====== Records provided ======

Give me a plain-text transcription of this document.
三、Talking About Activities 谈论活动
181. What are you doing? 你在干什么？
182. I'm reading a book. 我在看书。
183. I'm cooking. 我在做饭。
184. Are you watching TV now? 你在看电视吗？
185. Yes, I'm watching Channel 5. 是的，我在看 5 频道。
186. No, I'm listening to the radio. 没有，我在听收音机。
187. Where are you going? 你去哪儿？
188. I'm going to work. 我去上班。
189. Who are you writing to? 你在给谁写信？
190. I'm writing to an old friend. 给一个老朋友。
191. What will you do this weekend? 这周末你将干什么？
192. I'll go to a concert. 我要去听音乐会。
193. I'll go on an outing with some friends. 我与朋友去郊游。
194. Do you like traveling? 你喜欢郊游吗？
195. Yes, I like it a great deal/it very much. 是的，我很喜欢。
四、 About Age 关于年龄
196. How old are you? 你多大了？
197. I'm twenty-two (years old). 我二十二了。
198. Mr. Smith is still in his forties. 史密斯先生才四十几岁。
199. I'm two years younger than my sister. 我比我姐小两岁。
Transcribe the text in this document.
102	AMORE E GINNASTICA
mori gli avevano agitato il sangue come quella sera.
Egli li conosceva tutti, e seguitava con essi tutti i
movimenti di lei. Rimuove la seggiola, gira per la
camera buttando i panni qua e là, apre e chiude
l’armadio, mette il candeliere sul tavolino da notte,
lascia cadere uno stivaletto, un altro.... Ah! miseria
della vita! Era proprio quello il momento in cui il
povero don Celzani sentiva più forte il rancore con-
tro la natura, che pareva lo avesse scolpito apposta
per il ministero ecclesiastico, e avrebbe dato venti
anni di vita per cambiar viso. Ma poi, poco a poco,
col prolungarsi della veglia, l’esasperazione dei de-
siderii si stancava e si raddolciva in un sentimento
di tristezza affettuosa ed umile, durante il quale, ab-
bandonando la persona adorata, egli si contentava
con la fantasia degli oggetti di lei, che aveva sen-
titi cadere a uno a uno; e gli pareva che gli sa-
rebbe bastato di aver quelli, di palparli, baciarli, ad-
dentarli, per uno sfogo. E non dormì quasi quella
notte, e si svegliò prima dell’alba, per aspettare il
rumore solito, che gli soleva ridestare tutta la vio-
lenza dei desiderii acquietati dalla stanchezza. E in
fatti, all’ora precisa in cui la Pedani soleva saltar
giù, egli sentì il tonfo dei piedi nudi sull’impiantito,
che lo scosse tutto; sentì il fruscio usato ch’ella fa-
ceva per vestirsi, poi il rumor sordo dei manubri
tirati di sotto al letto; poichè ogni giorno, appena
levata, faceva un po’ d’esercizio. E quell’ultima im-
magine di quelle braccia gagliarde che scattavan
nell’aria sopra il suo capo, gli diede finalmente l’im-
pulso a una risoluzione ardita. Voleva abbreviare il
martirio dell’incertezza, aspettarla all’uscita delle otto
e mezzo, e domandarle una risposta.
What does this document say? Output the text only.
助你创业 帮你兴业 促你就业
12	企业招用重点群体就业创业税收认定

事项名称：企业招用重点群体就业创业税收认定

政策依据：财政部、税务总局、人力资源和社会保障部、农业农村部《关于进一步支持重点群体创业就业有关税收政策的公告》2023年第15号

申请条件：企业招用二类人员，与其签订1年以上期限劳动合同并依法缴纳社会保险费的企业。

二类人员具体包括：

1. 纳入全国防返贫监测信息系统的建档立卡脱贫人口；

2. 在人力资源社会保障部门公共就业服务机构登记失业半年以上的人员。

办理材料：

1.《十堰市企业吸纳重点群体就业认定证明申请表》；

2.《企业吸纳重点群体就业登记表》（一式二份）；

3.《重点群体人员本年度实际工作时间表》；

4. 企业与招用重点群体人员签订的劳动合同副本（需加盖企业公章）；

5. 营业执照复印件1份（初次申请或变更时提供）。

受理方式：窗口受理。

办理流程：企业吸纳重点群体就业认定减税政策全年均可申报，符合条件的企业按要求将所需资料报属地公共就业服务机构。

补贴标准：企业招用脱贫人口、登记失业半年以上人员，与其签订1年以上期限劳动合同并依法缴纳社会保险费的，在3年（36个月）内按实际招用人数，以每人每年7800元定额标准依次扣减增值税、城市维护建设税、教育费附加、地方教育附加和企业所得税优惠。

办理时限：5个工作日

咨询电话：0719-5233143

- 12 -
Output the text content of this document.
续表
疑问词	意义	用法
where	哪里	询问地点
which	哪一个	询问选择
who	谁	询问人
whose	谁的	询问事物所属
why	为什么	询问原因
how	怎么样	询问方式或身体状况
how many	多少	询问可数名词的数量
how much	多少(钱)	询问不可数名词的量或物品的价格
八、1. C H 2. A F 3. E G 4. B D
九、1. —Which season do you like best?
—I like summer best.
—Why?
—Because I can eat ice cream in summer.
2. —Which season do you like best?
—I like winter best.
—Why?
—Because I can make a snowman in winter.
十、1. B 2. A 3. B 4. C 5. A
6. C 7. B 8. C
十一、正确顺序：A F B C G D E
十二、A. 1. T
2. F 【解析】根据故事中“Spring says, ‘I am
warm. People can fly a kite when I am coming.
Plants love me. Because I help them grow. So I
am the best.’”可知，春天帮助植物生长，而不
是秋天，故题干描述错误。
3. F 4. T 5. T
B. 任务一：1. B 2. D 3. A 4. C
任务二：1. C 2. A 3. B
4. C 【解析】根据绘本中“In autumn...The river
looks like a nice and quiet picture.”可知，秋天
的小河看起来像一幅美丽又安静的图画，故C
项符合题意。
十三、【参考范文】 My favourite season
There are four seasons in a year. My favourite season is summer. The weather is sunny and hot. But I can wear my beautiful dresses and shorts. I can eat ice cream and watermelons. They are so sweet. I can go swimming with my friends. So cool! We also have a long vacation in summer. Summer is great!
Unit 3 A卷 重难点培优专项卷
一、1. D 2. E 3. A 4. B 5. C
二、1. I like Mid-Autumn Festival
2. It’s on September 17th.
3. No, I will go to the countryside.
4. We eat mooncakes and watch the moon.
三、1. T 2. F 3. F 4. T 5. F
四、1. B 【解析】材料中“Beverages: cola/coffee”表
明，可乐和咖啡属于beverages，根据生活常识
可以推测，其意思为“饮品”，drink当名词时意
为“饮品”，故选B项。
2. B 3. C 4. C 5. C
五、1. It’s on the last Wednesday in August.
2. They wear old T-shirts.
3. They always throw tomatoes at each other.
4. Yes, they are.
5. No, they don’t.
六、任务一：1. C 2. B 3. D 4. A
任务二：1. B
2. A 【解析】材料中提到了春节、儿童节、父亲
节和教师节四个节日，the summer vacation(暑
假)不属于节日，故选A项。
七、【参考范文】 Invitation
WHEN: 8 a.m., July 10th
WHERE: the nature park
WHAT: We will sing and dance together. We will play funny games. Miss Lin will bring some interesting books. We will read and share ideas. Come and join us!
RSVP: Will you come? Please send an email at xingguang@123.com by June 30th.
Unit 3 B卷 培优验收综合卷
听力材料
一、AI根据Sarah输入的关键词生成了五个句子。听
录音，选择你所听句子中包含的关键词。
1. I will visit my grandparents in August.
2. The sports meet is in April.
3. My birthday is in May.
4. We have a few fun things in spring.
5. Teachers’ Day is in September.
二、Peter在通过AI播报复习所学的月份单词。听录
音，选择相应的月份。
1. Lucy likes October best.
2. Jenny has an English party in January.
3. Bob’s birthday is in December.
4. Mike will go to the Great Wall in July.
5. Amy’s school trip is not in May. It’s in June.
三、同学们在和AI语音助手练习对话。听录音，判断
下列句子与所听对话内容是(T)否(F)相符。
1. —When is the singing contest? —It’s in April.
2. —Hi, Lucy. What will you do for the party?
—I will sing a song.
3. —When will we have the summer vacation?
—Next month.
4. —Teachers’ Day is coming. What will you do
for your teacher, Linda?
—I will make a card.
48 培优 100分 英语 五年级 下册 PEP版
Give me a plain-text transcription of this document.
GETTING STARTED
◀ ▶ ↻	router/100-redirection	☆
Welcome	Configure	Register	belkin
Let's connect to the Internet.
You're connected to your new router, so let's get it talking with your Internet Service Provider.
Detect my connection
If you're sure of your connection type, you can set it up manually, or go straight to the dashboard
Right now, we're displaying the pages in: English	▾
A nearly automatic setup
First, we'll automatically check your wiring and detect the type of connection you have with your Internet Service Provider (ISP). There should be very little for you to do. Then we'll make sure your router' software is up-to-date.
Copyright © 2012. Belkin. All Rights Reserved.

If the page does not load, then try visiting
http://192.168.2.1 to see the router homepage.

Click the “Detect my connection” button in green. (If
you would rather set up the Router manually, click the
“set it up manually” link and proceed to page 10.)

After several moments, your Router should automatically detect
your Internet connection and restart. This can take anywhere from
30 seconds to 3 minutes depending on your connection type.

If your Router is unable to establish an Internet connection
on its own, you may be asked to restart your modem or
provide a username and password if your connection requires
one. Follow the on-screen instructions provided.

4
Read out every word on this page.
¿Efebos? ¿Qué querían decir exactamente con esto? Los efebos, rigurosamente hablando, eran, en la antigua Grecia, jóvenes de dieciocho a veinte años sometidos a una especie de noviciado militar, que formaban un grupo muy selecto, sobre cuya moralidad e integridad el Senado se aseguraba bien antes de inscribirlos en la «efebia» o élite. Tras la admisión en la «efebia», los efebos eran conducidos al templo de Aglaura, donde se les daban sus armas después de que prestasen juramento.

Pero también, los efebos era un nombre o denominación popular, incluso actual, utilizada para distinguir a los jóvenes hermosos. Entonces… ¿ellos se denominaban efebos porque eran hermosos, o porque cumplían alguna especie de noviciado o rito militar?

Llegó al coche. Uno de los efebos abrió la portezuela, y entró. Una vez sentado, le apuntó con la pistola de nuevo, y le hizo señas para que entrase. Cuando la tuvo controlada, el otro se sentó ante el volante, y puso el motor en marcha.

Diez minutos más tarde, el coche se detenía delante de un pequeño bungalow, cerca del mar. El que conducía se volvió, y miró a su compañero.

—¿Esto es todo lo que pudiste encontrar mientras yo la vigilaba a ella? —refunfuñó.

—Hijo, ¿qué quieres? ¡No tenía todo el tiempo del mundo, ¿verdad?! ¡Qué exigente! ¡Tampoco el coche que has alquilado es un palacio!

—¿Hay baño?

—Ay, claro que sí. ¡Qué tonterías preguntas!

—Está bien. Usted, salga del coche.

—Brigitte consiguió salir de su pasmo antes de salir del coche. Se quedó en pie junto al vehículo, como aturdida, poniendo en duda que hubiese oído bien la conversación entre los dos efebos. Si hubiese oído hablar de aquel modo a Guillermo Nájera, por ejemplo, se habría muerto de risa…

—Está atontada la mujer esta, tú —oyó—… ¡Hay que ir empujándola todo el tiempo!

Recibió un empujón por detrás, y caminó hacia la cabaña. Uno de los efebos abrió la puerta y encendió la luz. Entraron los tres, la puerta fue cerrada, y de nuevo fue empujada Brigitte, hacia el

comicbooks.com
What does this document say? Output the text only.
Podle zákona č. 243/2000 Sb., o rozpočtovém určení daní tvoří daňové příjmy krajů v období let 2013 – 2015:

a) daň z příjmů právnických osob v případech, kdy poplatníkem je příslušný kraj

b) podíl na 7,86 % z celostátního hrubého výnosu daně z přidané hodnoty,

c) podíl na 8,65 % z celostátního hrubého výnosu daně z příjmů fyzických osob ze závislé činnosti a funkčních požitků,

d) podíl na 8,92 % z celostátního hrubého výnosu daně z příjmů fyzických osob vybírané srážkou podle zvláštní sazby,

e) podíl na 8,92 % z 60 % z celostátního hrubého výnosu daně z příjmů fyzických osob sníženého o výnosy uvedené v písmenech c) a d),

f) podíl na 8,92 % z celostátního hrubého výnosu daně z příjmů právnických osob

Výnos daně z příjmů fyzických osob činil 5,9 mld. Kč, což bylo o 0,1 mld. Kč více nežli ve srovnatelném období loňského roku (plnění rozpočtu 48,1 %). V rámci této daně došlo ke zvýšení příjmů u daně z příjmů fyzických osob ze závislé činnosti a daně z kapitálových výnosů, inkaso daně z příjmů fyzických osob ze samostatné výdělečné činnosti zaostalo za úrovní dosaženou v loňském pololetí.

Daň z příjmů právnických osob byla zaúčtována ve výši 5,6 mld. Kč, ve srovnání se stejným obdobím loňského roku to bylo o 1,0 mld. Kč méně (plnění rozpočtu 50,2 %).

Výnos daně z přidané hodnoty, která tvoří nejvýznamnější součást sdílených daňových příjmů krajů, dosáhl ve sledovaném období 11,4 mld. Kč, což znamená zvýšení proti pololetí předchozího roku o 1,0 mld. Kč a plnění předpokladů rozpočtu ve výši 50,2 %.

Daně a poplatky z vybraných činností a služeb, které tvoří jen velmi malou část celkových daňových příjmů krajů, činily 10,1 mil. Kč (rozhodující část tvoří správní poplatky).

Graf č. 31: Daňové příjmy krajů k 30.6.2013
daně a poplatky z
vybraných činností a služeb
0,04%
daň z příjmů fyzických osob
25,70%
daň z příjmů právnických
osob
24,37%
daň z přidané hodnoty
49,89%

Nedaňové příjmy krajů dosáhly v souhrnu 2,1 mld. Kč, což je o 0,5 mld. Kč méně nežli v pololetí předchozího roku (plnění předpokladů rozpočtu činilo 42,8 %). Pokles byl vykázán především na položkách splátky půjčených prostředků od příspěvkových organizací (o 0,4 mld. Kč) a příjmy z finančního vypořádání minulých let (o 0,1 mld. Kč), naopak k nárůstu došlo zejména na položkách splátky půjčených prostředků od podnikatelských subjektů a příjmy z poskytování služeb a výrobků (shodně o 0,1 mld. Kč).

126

======

> _Exercise_: Copy out each line of the records where the string "friends" appears.

> _Answer_:
193. I'll go on an outing with some friends. 我与朋友去郊游。
There are four seasons in a year. My favourite season is summer. The weather is sunny and hot. But I can wear my beautiful dresses and shorts. I can eat ice cream and watermelons. They are so sweet. I can go swimming with my friends. So cool! We also have a long vacation in summer. Summer is great!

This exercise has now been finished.